Given exercise
Count the lines of the material that contain the string "more", treating uppercase and lowercase as different. Give only the number.

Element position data
#####
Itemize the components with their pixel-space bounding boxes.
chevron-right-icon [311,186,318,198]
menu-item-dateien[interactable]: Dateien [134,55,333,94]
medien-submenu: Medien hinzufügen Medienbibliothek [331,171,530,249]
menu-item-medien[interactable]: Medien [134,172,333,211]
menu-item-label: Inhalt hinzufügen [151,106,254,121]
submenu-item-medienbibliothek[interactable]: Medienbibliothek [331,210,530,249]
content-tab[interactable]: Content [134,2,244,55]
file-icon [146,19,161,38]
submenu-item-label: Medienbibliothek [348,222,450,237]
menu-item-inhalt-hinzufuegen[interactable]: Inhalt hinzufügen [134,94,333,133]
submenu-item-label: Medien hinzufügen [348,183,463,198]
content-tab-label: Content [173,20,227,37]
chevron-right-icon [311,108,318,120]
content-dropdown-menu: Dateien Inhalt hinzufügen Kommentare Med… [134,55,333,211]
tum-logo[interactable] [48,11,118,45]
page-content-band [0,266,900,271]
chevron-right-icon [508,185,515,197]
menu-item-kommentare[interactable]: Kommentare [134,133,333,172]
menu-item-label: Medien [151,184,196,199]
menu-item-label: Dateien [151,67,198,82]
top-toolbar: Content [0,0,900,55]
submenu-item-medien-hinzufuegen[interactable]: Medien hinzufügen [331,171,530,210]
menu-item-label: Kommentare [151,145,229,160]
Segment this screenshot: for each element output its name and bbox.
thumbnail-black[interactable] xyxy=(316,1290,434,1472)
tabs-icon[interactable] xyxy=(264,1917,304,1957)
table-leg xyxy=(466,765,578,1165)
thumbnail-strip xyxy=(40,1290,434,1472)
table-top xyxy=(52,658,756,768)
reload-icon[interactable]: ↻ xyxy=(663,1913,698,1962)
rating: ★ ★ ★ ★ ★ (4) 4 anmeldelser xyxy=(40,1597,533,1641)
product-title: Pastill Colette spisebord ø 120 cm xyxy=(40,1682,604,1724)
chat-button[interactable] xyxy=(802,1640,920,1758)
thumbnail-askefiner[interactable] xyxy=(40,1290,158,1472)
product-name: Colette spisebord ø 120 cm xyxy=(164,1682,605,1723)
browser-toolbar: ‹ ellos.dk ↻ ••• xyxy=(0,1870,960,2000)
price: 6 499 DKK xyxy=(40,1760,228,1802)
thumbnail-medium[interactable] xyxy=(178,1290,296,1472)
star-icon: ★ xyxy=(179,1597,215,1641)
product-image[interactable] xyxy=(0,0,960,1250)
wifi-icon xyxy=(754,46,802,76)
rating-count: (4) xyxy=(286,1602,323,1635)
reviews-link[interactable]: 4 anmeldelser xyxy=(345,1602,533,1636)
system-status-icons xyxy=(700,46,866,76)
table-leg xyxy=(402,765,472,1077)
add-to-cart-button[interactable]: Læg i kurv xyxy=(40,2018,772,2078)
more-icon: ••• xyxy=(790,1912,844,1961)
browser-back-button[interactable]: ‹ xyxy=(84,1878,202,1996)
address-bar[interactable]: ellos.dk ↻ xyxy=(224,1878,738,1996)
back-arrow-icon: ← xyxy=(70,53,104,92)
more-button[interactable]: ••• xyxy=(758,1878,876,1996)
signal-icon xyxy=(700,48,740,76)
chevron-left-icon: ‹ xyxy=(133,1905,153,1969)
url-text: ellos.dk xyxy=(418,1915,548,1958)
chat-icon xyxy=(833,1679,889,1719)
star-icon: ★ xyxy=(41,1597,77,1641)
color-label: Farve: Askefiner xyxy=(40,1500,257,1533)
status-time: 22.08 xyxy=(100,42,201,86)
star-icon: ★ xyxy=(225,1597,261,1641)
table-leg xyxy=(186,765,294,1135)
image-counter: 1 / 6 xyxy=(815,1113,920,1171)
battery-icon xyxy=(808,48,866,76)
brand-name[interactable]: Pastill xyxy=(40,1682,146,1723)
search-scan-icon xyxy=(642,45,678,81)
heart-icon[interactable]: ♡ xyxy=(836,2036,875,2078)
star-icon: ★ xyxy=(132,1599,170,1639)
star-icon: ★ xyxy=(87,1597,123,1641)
#####
Answer to this task
2